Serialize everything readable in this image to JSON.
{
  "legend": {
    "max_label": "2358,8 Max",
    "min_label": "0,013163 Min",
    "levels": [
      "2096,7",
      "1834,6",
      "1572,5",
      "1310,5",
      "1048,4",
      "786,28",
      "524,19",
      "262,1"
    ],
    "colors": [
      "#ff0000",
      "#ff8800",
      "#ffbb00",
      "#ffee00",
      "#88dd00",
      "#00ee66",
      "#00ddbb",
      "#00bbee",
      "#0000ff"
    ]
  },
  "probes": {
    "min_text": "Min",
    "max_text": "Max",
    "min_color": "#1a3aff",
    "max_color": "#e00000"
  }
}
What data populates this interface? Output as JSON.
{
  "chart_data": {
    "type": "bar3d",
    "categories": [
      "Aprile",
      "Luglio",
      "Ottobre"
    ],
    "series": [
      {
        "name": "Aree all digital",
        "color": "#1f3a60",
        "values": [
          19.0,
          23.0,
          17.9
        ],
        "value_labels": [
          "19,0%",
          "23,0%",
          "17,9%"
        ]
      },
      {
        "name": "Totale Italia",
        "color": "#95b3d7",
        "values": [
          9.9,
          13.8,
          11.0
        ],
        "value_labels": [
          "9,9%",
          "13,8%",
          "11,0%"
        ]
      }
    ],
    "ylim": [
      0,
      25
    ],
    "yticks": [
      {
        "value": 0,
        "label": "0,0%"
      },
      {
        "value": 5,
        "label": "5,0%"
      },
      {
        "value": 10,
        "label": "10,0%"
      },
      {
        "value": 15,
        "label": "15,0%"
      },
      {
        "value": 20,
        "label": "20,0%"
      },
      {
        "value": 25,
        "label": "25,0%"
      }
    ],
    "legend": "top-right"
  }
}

# # # # #

Return every record, word for word.

§ Reply to the exercise
Serialize everything readable in this image to JSON.
{
  "legend": {
    "max_label": "2358,8 Max",
    "min_label": "0,013163 Min",
    "levels": [
      "2096,7",
      "1834,6",
      "1572,5",
      "1310,5",
      "1048,4",
      "786,28",
      "524,19",
      "262,1"
    ],
    "colors": [
      "#ff0000",
      "#ff8800",
      "#ffbb00",
      "#ffee00",
      "#88dd00",
      "#00ee66",
      "#00ddbb",
      "#00bbee",
      "#0000ff"
    ]
  },
  "probes": {
    "min_text": "Min",
    "max_text": "Max",
    "min_color": "#1a3aff",
    "max_color": "#e00000"
  }
}
What data populates this interface? Output as JSON.
{
  "chart_data": {
    "type": "bar3d",
    "categories": [
      "Aprile",
      "Luglio",
      "Ottobre"
    ],
    "series": [
      {
        "name": "Aree all digital",
        "color": "#1f3a60",
        "values": [
          19.0,
          23.0,
          17.9
        ],
        "value_labels": [
          "19,0%",
          "23,0%",
          "17,9%"
        ]
      },
      {
        "name": "Totale Italia",
        "color": "#95b3d7",
        "values": [
          9.9,
          13.8,
          11.0
        ],
        "value_labels": [
          "9,9%",
          "13,8%",
          "11,0%"
        ]
      }
    ],
    "ylim": [
      0,
      25
    ],
    "yticks": [
      {
        "value": 0,
        "label": "0,0%"
      },
      {
        "value": 5,
        "label": "5,0%"
      },
      {
        "value": 10,
        "label": "10,0%"
      },
      {
        "value": 15,
        "label": "15,0%"
      },
      {
        "value": 20,
        "label": "20,0%"
      },
      {
        "value": 25,
        "label": "25,0%"
      }
    ],
    "legend": "top-right"
  }
}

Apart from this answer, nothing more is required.